## WORK REQUIRED
Of the lines in the listing, how many include the string "html"? Write the number and nothing else.

## INPUT ROWS
* start *
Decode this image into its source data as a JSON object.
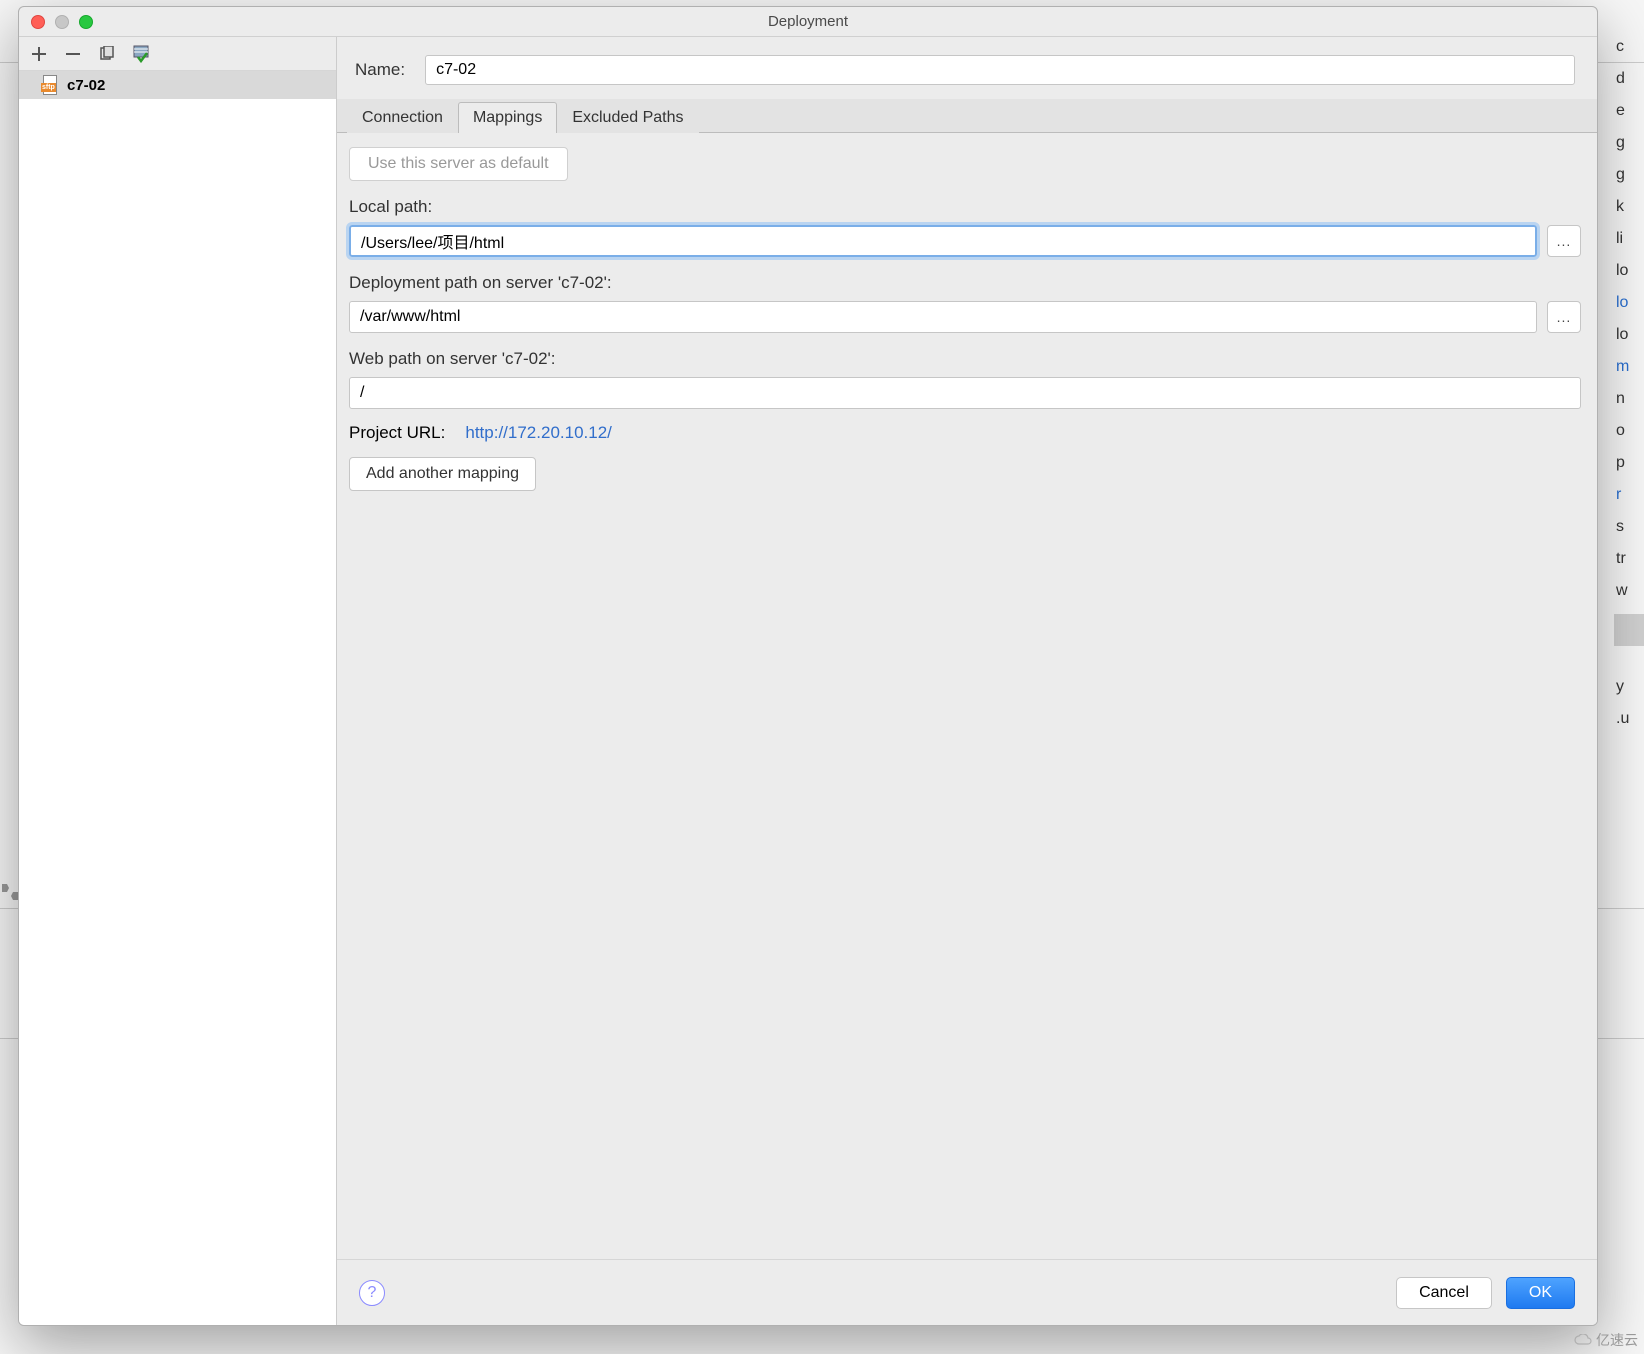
{
  "bg_items": [
    "c",
    "d",
    "e",
    "g",
    "g",
    "k",
    "li",
    "lo",
    "lo",
    "lo",
    "m",
    "n",
    "o",
    "p",
    "r",
    "s",
    "tr",
    "w",
    "",
    "",
    "y",
    ".u"
  ],
  "bg_blue_idx": [
    8,
    10,
    14
  ],
  "bg_highlight_idx": 18,
  "dialog": {
    "title": "Deployment",
    "name_label": "Name:",
    "name_value": "c7-02",
    "tabs": {
      "connection": "Connection",
      "mappings": "Mappings",
      "excluded": "Excluded Paths"
    },
    "default_button": "Use this server as default",
    "local_path_label": "Local path:",
    "local_path_value": "/Users/lee/项目/html",
    "deploy_path_label": "Deployment path on server 'c7-02':",
    "deploy_path_value": "/var/www/html",
    "web_path_label": "Web path on server 'c7-02':",
    "web_path_value": "/",
    "project_url_label": "Project URL:",
    "project_url_value": "http://172.20.10.12/",
    "add_mapping": "Add another mapping",
    "browse_label": "...",
    "cancel": "Cancel",
    "ok": "OK",
    "help_label": "?"
  },
  "sidebar": {
    "item_label": "c7-02",
    "sftp_tag": "sftp"
  },
  "watermark": "亿速云"
}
* end *
## FINAL RESULT
2